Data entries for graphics

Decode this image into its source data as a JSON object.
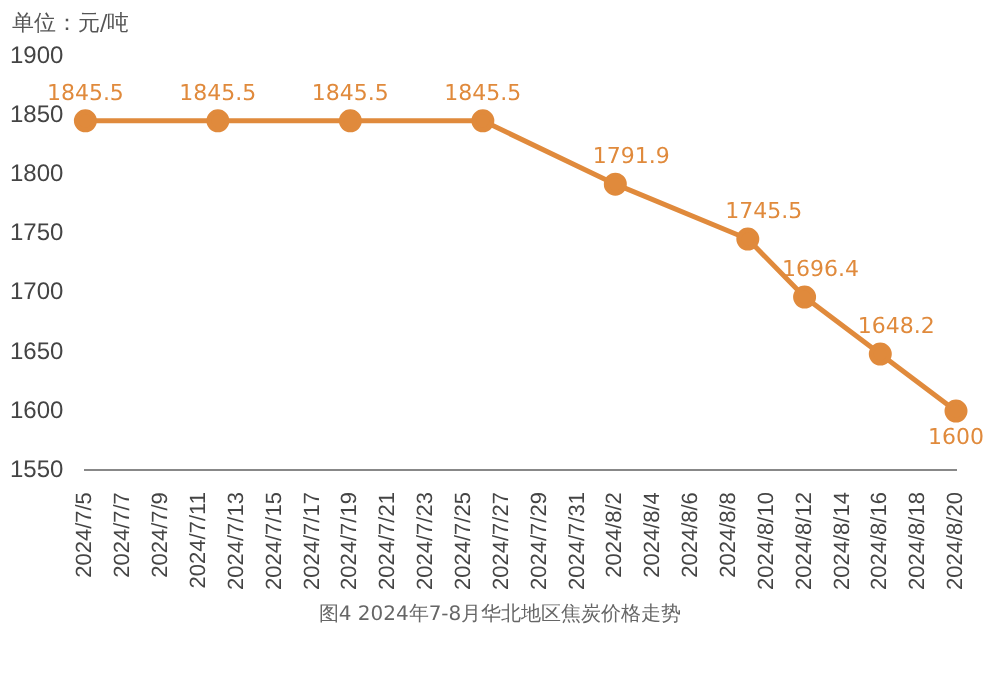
{
  "chart_data": {
    "type": "line",
    "ylabel": "单位：元/吨",
    "x": [
      "2024-07-05",
      "2024-07-12",
      "2024-07-19",
      "2024-07-26",
      "2024-08-02",
      "2024-08-09",
      "2024-08-12",
      "2024-08-16",
      "2024-08-20"
    ],
    "series": [
      {
        "color": "#e08a3c",
        "values": [
          1845.5,
          1845.5,
          1845.5,
          1845.5,
          1791.9,
          1745.5,
          1696.4,
          1648.2,
          1600
        ]
      }
    ],
    "xlim": [
      "2024-07-05",
      "2024-08-20"
    ],
    "xticks": [
      {
        "value": "2024-07-05",
        "label": "2024/7/5"
      },
      {
        "value": "2024-07-07",
        "label": "2024/7/7"
      },
      {
        "value": "2024-07-09",
        "label": "2024/7/9"
      },
      {
        "value": "2024-07-11",
        "label": "2024/7/11"
      },
      {
        "value": "2024-07-13",
        "label": "2024/7/13"
      },
      {
        "value": "2024-07-15",
        "label": "2024/7/15"
      },
      {
        "value": "2024-07-17",
        "label": "2024/7/17"
      },
      {
        "value": "2024-07-19",
        "label": "2024/7/19"
      },
      {
        "value": "2024-07-21",
        "label": "2024/7/21"
      },
      {
        "value": "2024-07-23",
        "label": "2024/7/23"
      },
      {
        "value": "2024-07-25",
        "label": "2024/7/25"
      },
      {
        "value": "2024-07-27",
        "label": "2024/7/27"
      },
      {
        "value": "2024-07-29",
        "label": "2024/7/29"
      },
      {
        "value": "2024-07-31",
        "label": "2024/7/31"
      },
      {
        "value": "2024-08-02",
        "label": "2024/8/2"
      },
      {
        "value": "2024-08-04",
        "label": "2024/8/4"
      },
      {
        "value": "2024-08-06",
        "label": "2024/8/6"
      },
      {
        "value": "2024-08-08",
        "label": "2024/8/8"
      },
      {
        "value": "2024-08-10",
        "label": "2024/8/10"
      },
      {
        "value": "2024-08-12",
        "label": "2024/8/12"
      },
      {
        "value": "2024-08-14",
        "label": "2024/8/14"
      },
      {
        "value": "2024-08-16",
        "label": "2024/8/16"
      },
      {
        "value": "2024-08-18",
        "label": "2024/8/18"
      },
      {
        "value": "2024-08-20",
        "label": "2024/8/20"
      }
    ],
    "ylim": [
      1550,
      1900
    ],
    "yticks": [
      1550,
      1600,
      1650,
      1700,
      1750,
      1800,
      1850,
      1900
    ],
    "grid": false,
    "legend": false,
    "marker": "circle",
    "line_style": "solid",
    "data_labels": true,
    "annotations": [
      "图4  2024年7-8月华北地区焦炭价格走势"
    ]
  }
}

* **DO THIS**
Copy the records exactly. Skip the pictures.

* **EXERCISE OUTPUT**
Decode this image into its source data as a JSON object.
{
  "chart_data": {
    "type": "line",
    "ylabel": "单位：元/吨",
    "x": [
      "2024-07-05",
      "2024-07-12",
      "2024-07-19",
      "2024-07-26",
      "2024-08-02",
      "2024-08-09",
      "2024-08-12",
      "2024-08-16",
      "2024-08-20"
    ],
    "series": [
      {
        "color": "#e08a3c",
        "values": [
          1845.5,
          1845.5,
          1845.5,
          1845.5,
          1791.9,
          1745.5,
          1696.4,
          1648.2,
          1600
        ]
      }
    ],
    "xlim": [
      "2024-07-05",
      "2024-08-20"
    ],
    "xticks": [
      {
        "value": "2024-07-05",
        "label": "2024/7/5"
      },
      {
        "value": "2024-07-07",
        "label": "2024/7/7"
      },
      {
        "value": "2024-07-09",
        "label": "2024/7/9"
      },
      {
        "value": "2024-07-11",
        "label": "2024/7/11"
      },
      {
        "value": "2024-07-13",
        "label": "2024/7/13"
      },
      {
        "value": "2024-07-15",
        "label": "2024/7/15"
      },
      {
        "value": "2024-07-17",
        "label": "2024/7/17"
      },
      {
        "value": "2024-07-19",
        "label": "2024/7/19"
      },
      {
        "value": "2024-07-21",
        "label": "2024/7/21"
      },
      {
        "value": "2024-07-23",
        "label": "2024/7/23"
      },
      {
        "value": "2024-07-25",
        "label": "2024/7/25"
      },
      {
        "value": "2024-07-27",
        "label": "2024/7/27"
      },
      {
        "value": "2024-07-29",
        "label": "2024/7/29"
      },
      {
        "value": "2024-07-31",
        "label": "2024/7/31"
      },
      {
        "value": "2024-08-02",
        "label": "2024/8/2"
      },
      {
        "value": "2024-08-04",
        "label": "2024/8/4"
      },
      {
        "value": "2024-08-06",
        "label": "2024/8/6"
      },
      {
        "value": "2024-08-08",
        "label": "2024/8/8"
      },
      {
        "value": "2024-08-10",
        "label": "2024/8/10"
      },
      {
        "value": "2024-08-12",
        "label": "2024/8/12"
      },
      {
        "value": "2024-08-14",
        "label": "2024/8/14"
      },
      {
        "value": "2024-08-16",
        "label": "2024/8/16"
      },
      {
        "value": "2024-08-18",
        "label": "2024/8/18"
      },
      {
        "value": "2024-08-20",
        "label": "2024/8/20"
      }
    ],
    "ylim": [
      1550,
      1900
    ],
    "yticks": [
      1550,
      1600,
      1650,
      1700,
      1750,
      1800,
      1850,
      1900
    ],
    "grid": false,
    "legend": false,
    "marker": "circle",
    "line_style": "solid",
    "data_labels": true,
    "annotations": [
      "图4  2024年7-8月华北地区焦炭价格走势"
    ]
  }
}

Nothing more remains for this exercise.